** Do this **
The material below should be written out in full and exactly; pictures stay out of the copy.
⁂
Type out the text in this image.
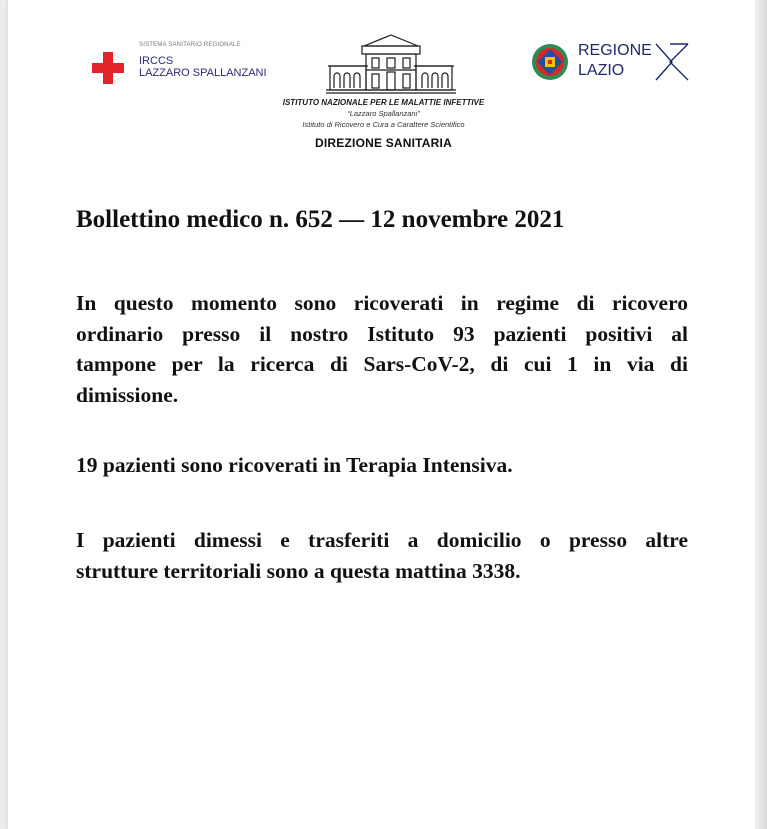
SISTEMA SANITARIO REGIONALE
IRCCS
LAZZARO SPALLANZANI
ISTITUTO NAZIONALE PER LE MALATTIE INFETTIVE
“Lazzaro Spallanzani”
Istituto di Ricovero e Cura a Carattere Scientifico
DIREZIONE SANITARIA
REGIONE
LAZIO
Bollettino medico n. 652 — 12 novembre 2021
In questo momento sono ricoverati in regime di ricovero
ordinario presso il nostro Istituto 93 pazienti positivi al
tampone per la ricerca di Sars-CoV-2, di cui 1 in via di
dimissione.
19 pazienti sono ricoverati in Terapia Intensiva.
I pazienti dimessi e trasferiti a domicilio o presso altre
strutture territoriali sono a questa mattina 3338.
⁂
** Expected answer **
Type out the text in this image.
SISTEMA SANITARIO REGIONALE
IRCCS
LAZZARO SPALLANZANI
ISTITUTO NAZIONALE PER LE MALATTIE INFETTIVE
“Lazzaro Spallanzani”
Istituto di Ricovero e Cura a Carattere Scientifico
DIREZIONE SANITARIA
REGIONE
LAZIO
Bollettino medico n. 652 — 12 novembre 2021
In questo momento sono ricoverati in regime di ricovero
ordinario presso il nostro Istituto 93 pazienti positivi al
tampone per la ricerca di Sars-CoV-2, di cui 1 in via di
dimissione.
19 pazienti sono ricoverati in Terapia Intensiva.
I pazienti dimessi e trasferiti a domicilio o presso altre
strutture territoriali sono a questa mattina 3338.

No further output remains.